- [WORK TO BE COMPLETED]:
Write each record again exactly as it stands.

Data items
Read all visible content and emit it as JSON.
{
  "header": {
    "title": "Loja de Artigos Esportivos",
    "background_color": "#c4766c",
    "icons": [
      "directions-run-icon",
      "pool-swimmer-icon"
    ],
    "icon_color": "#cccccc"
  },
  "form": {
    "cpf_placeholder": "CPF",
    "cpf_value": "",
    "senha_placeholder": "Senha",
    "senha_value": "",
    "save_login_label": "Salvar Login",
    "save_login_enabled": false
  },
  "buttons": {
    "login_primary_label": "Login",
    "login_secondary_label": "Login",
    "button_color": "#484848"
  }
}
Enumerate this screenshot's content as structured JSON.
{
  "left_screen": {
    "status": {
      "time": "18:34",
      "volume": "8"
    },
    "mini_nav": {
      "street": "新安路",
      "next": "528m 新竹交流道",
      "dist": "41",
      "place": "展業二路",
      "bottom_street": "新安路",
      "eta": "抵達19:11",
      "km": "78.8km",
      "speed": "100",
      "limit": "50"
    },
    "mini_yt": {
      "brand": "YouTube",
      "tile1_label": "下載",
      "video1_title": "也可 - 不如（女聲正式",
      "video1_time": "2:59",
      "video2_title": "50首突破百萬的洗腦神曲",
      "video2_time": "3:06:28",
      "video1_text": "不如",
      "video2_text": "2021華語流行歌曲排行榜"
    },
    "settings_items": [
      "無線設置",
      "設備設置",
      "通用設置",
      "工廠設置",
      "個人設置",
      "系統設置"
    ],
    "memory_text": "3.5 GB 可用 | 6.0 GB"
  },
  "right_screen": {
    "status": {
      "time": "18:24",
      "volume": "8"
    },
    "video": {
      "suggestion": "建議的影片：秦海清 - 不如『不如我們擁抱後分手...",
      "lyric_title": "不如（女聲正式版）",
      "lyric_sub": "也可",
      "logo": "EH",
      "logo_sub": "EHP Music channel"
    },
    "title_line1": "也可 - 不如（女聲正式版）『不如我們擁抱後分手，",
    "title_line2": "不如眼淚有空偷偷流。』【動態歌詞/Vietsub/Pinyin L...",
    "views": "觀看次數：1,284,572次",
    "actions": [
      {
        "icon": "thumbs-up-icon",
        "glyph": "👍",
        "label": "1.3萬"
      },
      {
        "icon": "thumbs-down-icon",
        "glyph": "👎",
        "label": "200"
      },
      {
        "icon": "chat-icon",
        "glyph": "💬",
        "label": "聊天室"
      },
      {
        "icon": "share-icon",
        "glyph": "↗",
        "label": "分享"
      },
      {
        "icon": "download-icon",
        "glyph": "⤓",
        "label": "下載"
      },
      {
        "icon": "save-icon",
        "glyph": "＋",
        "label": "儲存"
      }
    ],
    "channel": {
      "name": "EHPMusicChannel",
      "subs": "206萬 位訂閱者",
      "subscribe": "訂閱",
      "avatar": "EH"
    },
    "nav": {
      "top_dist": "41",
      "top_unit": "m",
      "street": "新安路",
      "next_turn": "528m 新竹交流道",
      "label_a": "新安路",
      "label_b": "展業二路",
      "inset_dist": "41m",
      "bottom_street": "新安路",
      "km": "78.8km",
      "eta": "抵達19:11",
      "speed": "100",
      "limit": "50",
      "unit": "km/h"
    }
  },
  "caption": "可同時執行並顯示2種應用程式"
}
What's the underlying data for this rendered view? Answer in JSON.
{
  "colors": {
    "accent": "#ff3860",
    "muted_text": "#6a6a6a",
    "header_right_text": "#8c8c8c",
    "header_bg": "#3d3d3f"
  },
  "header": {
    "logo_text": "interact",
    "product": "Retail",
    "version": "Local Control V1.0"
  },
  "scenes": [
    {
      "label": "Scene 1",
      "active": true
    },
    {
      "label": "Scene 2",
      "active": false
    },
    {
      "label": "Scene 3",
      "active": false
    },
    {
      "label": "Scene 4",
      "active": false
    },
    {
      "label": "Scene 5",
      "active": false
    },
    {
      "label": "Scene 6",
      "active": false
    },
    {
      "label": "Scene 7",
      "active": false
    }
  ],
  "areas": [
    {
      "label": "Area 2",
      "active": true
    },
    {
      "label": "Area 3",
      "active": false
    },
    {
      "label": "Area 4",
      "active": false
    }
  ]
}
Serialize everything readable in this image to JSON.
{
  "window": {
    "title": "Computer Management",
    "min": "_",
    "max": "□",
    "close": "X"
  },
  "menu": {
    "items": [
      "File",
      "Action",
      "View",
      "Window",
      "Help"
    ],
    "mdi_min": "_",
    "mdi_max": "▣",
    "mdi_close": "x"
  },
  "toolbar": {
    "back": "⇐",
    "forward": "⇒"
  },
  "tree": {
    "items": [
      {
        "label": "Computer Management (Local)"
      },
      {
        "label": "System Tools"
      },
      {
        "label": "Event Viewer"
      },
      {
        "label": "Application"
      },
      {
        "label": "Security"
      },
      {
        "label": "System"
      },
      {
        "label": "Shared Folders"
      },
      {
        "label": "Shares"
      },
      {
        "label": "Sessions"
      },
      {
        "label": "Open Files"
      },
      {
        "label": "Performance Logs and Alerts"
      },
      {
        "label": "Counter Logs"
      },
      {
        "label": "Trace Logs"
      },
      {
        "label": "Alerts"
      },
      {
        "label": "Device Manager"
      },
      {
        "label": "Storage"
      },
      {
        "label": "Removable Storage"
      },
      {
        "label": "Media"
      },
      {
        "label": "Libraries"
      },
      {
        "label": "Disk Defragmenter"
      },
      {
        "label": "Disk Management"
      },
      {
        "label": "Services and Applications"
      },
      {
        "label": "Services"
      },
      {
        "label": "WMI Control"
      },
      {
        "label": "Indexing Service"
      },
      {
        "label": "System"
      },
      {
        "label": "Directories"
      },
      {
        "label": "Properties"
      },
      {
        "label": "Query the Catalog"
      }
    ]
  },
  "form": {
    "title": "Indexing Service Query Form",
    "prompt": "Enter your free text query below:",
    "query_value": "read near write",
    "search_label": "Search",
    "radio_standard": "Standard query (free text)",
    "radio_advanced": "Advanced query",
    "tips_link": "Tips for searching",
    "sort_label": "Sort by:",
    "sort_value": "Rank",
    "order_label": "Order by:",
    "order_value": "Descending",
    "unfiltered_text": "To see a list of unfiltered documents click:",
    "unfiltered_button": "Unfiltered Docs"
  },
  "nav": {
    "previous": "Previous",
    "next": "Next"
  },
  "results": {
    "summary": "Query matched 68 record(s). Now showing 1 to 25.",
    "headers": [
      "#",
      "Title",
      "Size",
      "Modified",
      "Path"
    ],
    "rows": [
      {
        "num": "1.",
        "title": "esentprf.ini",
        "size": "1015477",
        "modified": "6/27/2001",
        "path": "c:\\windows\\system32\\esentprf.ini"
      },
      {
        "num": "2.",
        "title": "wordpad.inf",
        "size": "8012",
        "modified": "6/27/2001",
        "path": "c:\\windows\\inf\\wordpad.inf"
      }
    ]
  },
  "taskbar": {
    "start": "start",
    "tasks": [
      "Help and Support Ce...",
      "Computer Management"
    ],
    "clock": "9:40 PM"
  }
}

- [FINAL ANSWER]:
Read all visible content and emit it as JSON.
{
  "header": {
    "title": "Loja de Artigos Esportivos",
    "background_color": "#c4766c",
    "icons": [
      "directions-run-icon",
      "pool-swimmer-icon"
    ],
    "icon_color": "#cccccc"
  },
  "form": {
    "cpf_placeholder": "CPF",
    "cpf_value": "",
    "senha_placeholder": "Senha",
    "senha_value": "",
    "save_login_label": "Salvar Login",
    "save_login_enabled": false
  },
  "buttons": {
    "login_primary_label": "Login",
    "login_secondary_label": "Login",
    "button_color": "#484848"
  }
}
Enumerate this screenshot's content as structured JSON.
{
  "left_screen": {
    "status": {
      "time": "18:34",
      "volume": "8"
    },
    "mini_nav": {
      "street": "新安路",
      "next": "528m 新竹交流道",
      "dist": "41",
      "place": "展業二路",
      "bottom_street": "新安路",
      "eta": "抵達19:11",
      "km": "78.8km",
      "speed": "100",
      "limit": "50"
    },
    "mini_yt": {
      "brand": "YouTube",
      "tile1_label": "下載",
      "video1_title": "也可 - 不如（女聲正式",
      "video1_time": "2:59",
      "video2_title": "50首突破百萬的洗腦神曲",
      "video2_time": "3:06:28",
      "video1_text": "不如",
      "video2_text": "2021華語流行歌曲排行榜"
    },
    "settings_items": [
      "無線設置",
      "設備設置",
      "通用設置",
      "工廠設置",
      "個人設置",
      "系統設置"
    ],
    "memory_text": "3.5 GB 可用 | 6.0 GB"
  },
  "right_screen": {
    "status": {
      "time": "18:24",
      "volume": "8"
    },
    "video": {
      "suggestion": "建議的影片：秦海清 - 不如『不如我們擁抱後分手...",
      "lyric_title": "不如（女聲正式版）",
      "lyric_sub": "也可",
      "logo": "EH",
      "logo_sub": "EHP Music channel"
    },
    "title_line1": "也可 - 不如（女聲正式版）『不如我們擁抱後分手，",
    "title_line2": "不如眼淚有空偷偷流。』【動態歌詞/Vietsub/Pinyin L...",
    "views": "觀看次數：1,284,572次",
    "actions": [
      {
        "icon": "thumbs-up-icon",
        "glyph": "👍",
        "label": "1.3萬"
      },
      {
        "icon": "thumbs-down-icon",
        "glyph": "👎",
        "label": "200"
      },
      {
        "icon": "chat-icon",
        "glyph": "💬",
        "label": "聊天室"
      },
      {
        "icon": "share-icon",
        "glyph": "↗",
        "label": "分享"
      },
      {
        "icon": "download-icon",
        "glyph": "⤓",
        "label": "下載"
      },
      {
        "icon": "save-icon",
        "glyph": "＋",
        "label": "儲存"
      }
    ],
    "channel": {
      "name": "EHPMusicChannel",
      "subs": "206萬 位訂閱者",
      "subscribe": "訂閱",
      "avatar": "EH"
    },
    "nav": {
      "top_dist": "41",
      "top_unit": "m",
      "street": "新安路",
      "next_turn": "528m 新竹交流道",
      "label_a": "新安路",
      "label_b": "展業二路",
      "inset_dist": "41m",
      "bottom_street": "新安路",
      "km": "78.8km",
      "eta": "抵達19:11",
      "speed": "100",
      "limit": "50",
      "unit": "km/h"
    }
  },
  "caption": "可同時執行並顯示2種應用程式"
}
What's the underlying data for this rendered view? Answer in JSON.
{
  "colors": {
    "accent": "#ff3860",
    "muted_text": "#6a6a6a",
    "header_right_text": "#8c8c8c",
    "header_bg": "#3d3d3f"
  },
  "header": {
    "logo_text": "interact",
    "product": "Retail",
    "version": "Local Control V1.0"
  },
  "scenes": [
    {
      "label": "Scene 1",
      "active": true
    },
    {
      "label": "Scene 2",
      "active": false
    },
    {
      "label": "Scene 3",
      "active": false
    },
    {
      "label": "Scene 4",
      "active": false
    },
    {
      "label": "Scene 5",
      "active": false
    },
    {
      "label": "Scene 6",
      "active": false
    },
    {
      "label": "Scene 7",
      "active": false
    }
  ],
  "areas": [
    {
      "label": "Area 2",
      "active": true
    },
    {
      "label": "Area 3",
      "active": false
    },
    {
      "label": "Area 4",
      "active": false
    }
  ]
}
Serialize everything readable in this image to JSON.
{
  "window": {
    "title": "Computer Management",
    "min": "_",
    "max": "□",
    "close": "X"
  },
  "menu": {
    "items": [
      "File",
      "Action",
      "View",
      "Window",
      "Help"
    ],
    "mdi_min": "_",
    "mdi_max": "▣",
    "mdi_close": "x"
  },
  "toolbar": {
    "back": "⇐",
    "forward": "⇒"
  },
  "tree": {
    "items": [
      {
        "label": "Computer Management (Local)"
      },
      {
        "label": "System Tools"
      },
      {
        "label": "Event Viewer"
      },
      {
        "label": "Application"
      },
      {
        "label": "Security"
      },
      {
        "label": "System"
      },
      {
        "label": "Shared Folders"
      },
      {
        "label": "Shares"
      },
      {
        "label": "Sessions"
      },
      {
        "label": "Open Files"
      },
      {
        "label": "Performance Logs and Alerts"
      },
      {
        "label": "Counter Logs"
      },
      {
        "label": "Trace Logs"
      },
      {
        "label": "Alerts"
      },
      {
        "label": "Device Manager"
      },
      {
        "label": "Storage"
      },
      {
        "label": "Removable Storage"
      },
      {
        "label": "Media"
      },
      {
        "label": "Libraries"
      },
      {
        "label": "Disk Defragmenter"
      },
      {
        "label": "Disk Management"
      },
      {
        "label": "Services and Applications"
      },
      {
        "label": "Services"
      },
      {
        "label": "WMI Control"
      },
      {
        "label": "Indexing Service"
      },
      {
        "label": "System"
      },
      {
        "label": "Directories"
      },
      {
        "label": "Properties"
      },
      {
        "label": "Query the Catalog"
      }
    ]
  },
  "form": {
    "title": "Indexing Service Query Form",
    "prompt": "Enter your free text query below:",
    "query_value": "read near write",
    "search_label": "Search",
    "radio_standard": "Standard query (free text)",
    "radio_advanced": "Advanced query",
    "tips_link": "Tips for searching",
    "sort_label": "Sort by:",
    "sort_value": "Rank",
    "order_label": "Order by:",
    "order_value": "Descending",
    "unfiltered_text": "To see a list of unfiltered documents click:",
    "unfiltered_button": "Unfiltered Docs"
  },
  "nav": {
    "previous": "Previous",
    "next": "Next"
  },
  "results": {
    "summary": "Query matched 68 record(s). Now showing 1 to 25.",
    "headers": [
      "#",
      "Title",
      "Size",
      "Modified",
      "Path"
    ],
    "rows": [
      {
        "num": "1.",
        "title": "esentprf.ini",
        "size": "1015477",
        "modified": "6/27/2001",
        "path": "c:\\windows\\system32\\esentprf.ini"
      },
      {
        "num": "2.",
        "title": "wordpad.inf",
        "size": "8012",
        "modified": "6/27/2001",
        "path": "c:\\windows\\inf\\wordpad.inf"
      }
    ]
  },
  "taskbar": {
    "start": "start",
    "tasks": [
      "Help and Support Ce...",
      "Computer Management"
    ],
    "clock": "9:40 PM"
  }
}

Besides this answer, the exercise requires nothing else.